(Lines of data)
===============

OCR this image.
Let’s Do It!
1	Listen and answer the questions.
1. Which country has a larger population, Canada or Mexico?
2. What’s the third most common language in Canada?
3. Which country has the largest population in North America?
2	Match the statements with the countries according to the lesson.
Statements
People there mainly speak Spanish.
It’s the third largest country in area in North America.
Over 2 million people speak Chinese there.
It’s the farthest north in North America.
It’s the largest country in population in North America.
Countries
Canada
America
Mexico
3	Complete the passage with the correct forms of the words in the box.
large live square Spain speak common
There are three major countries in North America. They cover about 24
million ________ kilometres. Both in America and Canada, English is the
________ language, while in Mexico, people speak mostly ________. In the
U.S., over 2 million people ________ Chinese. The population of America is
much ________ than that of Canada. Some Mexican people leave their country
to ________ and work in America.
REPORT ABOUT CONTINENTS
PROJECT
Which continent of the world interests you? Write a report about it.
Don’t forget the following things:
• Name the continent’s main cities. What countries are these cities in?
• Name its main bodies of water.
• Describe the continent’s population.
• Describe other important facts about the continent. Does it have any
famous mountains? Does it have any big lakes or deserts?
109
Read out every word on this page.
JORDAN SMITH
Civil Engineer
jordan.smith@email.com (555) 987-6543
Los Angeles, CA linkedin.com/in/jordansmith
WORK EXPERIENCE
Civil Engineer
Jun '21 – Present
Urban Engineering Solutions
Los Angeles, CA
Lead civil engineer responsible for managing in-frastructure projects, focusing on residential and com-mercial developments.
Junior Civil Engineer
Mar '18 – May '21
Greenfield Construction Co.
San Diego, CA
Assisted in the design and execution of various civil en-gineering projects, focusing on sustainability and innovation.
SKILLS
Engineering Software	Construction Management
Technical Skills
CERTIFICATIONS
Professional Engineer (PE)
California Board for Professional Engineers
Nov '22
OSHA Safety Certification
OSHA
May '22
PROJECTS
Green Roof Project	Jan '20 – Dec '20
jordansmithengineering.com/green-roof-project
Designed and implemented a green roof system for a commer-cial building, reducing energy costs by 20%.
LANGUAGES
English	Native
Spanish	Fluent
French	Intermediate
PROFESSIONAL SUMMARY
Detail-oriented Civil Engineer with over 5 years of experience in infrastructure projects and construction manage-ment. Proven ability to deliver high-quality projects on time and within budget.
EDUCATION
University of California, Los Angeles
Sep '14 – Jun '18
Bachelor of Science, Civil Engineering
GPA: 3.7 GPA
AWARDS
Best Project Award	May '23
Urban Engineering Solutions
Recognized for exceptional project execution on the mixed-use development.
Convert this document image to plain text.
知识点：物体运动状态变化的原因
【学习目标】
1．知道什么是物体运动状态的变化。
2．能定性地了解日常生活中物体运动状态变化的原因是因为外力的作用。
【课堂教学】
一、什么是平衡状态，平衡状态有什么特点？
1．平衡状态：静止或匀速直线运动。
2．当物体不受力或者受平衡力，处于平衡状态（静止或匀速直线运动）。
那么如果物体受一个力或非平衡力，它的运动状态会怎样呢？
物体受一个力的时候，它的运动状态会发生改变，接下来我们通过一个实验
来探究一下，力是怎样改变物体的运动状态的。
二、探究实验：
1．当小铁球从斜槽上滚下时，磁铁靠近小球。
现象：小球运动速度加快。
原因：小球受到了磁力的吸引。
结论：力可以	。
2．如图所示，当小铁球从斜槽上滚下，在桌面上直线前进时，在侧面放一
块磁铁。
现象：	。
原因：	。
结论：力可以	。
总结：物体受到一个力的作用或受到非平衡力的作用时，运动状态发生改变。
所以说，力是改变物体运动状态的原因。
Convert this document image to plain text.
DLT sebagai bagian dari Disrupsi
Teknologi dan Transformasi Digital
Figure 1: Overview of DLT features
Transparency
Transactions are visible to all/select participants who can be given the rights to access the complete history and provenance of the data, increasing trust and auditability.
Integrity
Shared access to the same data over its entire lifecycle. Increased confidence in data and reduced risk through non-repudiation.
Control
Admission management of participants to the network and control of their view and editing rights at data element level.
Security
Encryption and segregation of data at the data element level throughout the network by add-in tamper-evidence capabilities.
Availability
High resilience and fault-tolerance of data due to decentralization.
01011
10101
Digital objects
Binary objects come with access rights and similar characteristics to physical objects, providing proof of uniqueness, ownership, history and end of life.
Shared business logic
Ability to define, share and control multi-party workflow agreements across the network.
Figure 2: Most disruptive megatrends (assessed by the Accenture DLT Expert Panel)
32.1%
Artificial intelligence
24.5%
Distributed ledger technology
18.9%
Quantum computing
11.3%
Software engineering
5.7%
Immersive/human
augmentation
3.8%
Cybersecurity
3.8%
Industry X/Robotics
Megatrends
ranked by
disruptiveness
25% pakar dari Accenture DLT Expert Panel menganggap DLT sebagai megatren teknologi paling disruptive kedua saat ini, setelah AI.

===============

### REQUEST
Restate the data above word for word, please.

### ANSWER TO THIS PROBLEM
OCR this image.
Let’s Do It!
1	Listen and answer the questions.
1. Which country has a larger population, Canada or Mexico?
2. What’s the third most common language in Canada?
3. Which country has the largest population in North America?
2	Match the statements with the countries according to the lesson.
Statements
People there mainly speak Spanish.
It’s the third largest country in area in North America.
Over 2 million people speak Chinese there.
It’s the farthest north in North America.
It’s the largest country in population in North America.
Countries
Canada
America
Mexico
3	Complete the passage with the correct forms of the words in the box.
large live square Spain speak common
There are three major countries in North America. They cover about 24
million ________ kilometres. Both in America and Canada, English is the
________ language, while in Mexico, people speak mostly ________. In the
U.S., over 2 million people ________ Chinese. The population of America is
much ________ than that of Canada. Some Mexican people leave their country
to ________ and work in America.
REPORT ABOUT CONTINENTS
PROJECT
Which continent of the world interests you? Write a report about it.
Don’t forget the following things:
• Name the continent’s main cities. What countries are these cities in?
• Name its main bodies of water.
• Describe the continent’s population.
• Describe other important facts about the continent. Does it have any
famous mountains? Does it have any big lakes or deserts?
109
Read out every word on this page.
JORDAN SMITH
Civil Engineer
jordan.smith@email.com (555) 987-6543
Los Angeles, CA linkedin.com/in/jordansmith
WORK EXPERIENCE
Civil Engineer
Jun '21 – Present
Urban Engineering Solutions
Los Angeles, CA
Lead civil engineer responsible for managing in-frastructure projects, focusing on residential and com-mercial developments.
Junior Civil Engineer
Mar '18 – May '21
Greenfield Construction Co.
San Diego, CA
Assisted in the design and execution of various civil en-gineering projects, focusing on sustainability and innovation.
SKILLS
Engineering Software	Construction Management
Technical Skills
CERTIFICATIONS
Professional Engineer (PE)
California Board for Professional Engineers
Nov '22
OSHA Safety Certification
OSHA
May '22
PROJECTS
Green Roof Project	Jan '20 – Dec '20
jordansmithengineering.com/green-roof-project
Designed and implemented a green roof system for a commer-cial building, reducing energy costs by 20%.
LANGUAGES
English	Native
Spanish	Fluent
French	Intermediate
PROFESSIONAL SUMMARY
Detail-oriented Civil Engineer with over 5 years of experience in infrastructure projects and construction manage-ment. Proven ability to deliver high-quality projects on time and within budget.
EDUCATION
University of California, Los Angeles
Sep '14 – Jun '18
Bachelor of Science, Civil Engineering
GPA: 3.7 GPA
AWARDS
Best Project Award	May '23
Urban Engineering Solutions
Recognized for exceptional project execution on the mixed-use development.
Convert this document image to plain text.
知识点：物体运动状态变化的原因
【学习目标】
1．知道什么是物体运动状态的变化。
2．能定性地了解日常生活中物体运动状态变化的原因是因为外力的作用。
【课堂教学】
一、什么是平衡状态，平衡状态有什么特点？
1．平衡状态：静止或匀速直线运动。
2．当物体不受力或者受平衡力，处于平衡状态（静止或匀速直线运动）。
那么如果物体受一个力或非平衡力，它的运动状态会怎样呢？
物体受一个力的时候，它的运动状态会发生改变，接下来我们通过一个实验
来探究一下，力是怎样改变物体的运动状态的。
二、探究实验：
1．当小铁球从斜槽上滚下时，磁铁靠近小球。
现象：小球运动速度加快。
原因：小球受到了磁力的吸引。
结论：力可以	。
2．如图所示，当小铁球从斜槽上滚下，在桌面上直线前进时，在侧面放一
块磁铁。
现象：	。
原因：	。
结论：力可以	。
总结：物体受到一个力的作用或受到非平衡力的作用时，运动状态发生改变。
所以说，力是改变物体运动状态的原因。
Convert this document image to plain text.
DLT sebagai bagian dari Disrupsi
Teknologi dan Transformasi Digital
Figure 1: Overview of DLT features
Transparency
Transactions are visible to all/select participants who can be given the rights to access the complete history and provenance of the data, increasing trust and auditability.
Integrity
Shared access to the same data over its entire lifecycle. Increased confidence in data and reduced risk through non-repudiation.
Control
Admission management of participants to the network and control of their view and editing rights at data element level.
Security
Encryption and segregation of data at the data element level throughout the network by add-in tamper-evidence capabilities.
Availability
High resilience and fault-tolerance of data due to decentralization.
01011
10101
Digital objects
Binary objects come with access rights and similar characteristics to physical objects, providing proof of uniqueness, ownership, history and end of life.
Shared business logic
Ability to define, share and control multi-party workflow agreements across the network.
Figure 2: Most disruptive megatrends (assessed by the Accenture DLT Expert Panel)
32.1%
Artificial intelligence
24.5%
Distributed ledger technology
18.9%
Quantum computing
11.3%
Software engineering
5.7%
Immersive/human
augmentation
3.8%
Cybersecurity
3.8%
Industry X/Robotics
Megatrends
ranked by
disruptiveness
25% pakar dari Accenture DLT Expert Panel menganggap DLT sebagai megatren teknologi paling disruptive kedua saat ini, setelah AI.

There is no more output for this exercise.